Input records>

+-------+

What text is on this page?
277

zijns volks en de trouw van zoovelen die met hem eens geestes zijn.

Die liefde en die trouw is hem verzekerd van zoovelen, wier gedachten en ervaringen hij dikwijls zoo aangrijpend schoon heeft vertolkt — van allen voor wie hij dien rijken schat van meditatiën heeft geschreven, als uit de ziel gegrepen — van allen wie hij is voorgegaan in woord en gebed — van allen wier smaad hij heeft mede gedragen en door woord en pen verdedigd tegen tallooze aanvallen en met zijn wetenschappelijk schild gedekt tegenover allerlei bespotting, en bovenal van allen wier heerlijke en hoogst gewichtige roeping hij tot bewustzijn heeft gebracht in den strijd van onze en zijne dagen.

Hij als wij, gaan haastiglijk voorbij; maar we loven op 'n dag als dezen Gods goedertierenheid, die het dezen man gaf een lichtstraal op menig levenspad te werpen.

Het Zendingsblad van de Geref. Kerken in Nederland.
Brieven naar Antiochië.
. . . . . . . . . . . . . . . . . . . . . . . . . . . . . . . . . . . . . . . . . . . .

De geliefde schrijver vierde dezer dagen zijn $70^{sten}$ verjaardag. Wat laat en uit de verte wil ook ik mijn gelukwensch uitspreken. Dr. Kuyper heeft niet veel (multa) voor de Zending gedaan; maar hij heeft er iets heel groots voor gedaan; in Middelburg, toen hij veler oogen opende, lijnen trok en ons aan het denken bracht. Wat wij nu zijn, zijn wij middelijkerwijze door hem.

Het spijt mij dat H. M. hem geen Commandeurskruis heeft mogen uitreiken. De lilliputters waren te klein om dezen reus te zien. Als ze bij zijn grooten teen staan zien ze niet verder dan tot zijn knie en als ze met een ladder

+-------+

Task to complete> Output the data above exactly, please, line for line.

Solution for this exercise>
What text is on this page?
277

zijns volks en de trouw van zoovelen die met hem eens geestes zijn.

Die liefde en die trouw is hem verzekerd van zoovelen, wier gedachten en ervaringen hij dikwijls zoo aangrijpend schoon heeft vertolkt — van allen voor wie hij dien rijken schat van meditatiën heeft geschreven, als uit de ziel gegrepen — van allen wie hij is voorgegaan in woord en gebed — van allen wier smaad hij heeft mede gedragen en door woord en pen verdedigd tegen tallooze aanvallen en met zijn wetenschappelijk schild gedekt tegenover allerlei bespotting, en bovenal van allen wier heerlijke en hoogst gewichtige roeping hij tot bewustzijn heeft gebracht in den strijd van onze en zijne dagen.

Hij als wij, gaan haastiglijk voorbij; maar we loven op 'n dag als dezen Gods goedertierenheid, die het dezen man gaf een lichtstraal op menig levenspad te werpen.

Het Zendingsblad van de Geref. Kerken in Nederland.
Brieven naar Antiochië.
. . . . . . . . . . . . . . . . . . . . . . . . . . . . . . . . . . . . . . . . . . . .

De geliefde schrijver vierde dezer dagen zijn $70^{sten}$ verjaardag. Wat laat en uit de verte wil ook ik mijn gelukwensch uitspreken. Dr. Kuyper heeft niet veel (multa) voor de Zending gedaan; maar hij heeft er iets heel groots voor gedaan; in Middelburg, toen hij veler oogen opende, lijnen trok en ons aan het denken bracht. Wat wij nu zijn, zijn wij middelijkerwijze door hem.

Het spijt mij dat H. M. hem geen Commandeurskruis heeft mogen uitreiken. De lilliputters waren te klein om dezen reus te zien. Als ze bij zijn grooten teen staan zien ze niet verder dan tot zijn knie en als ze met een ladder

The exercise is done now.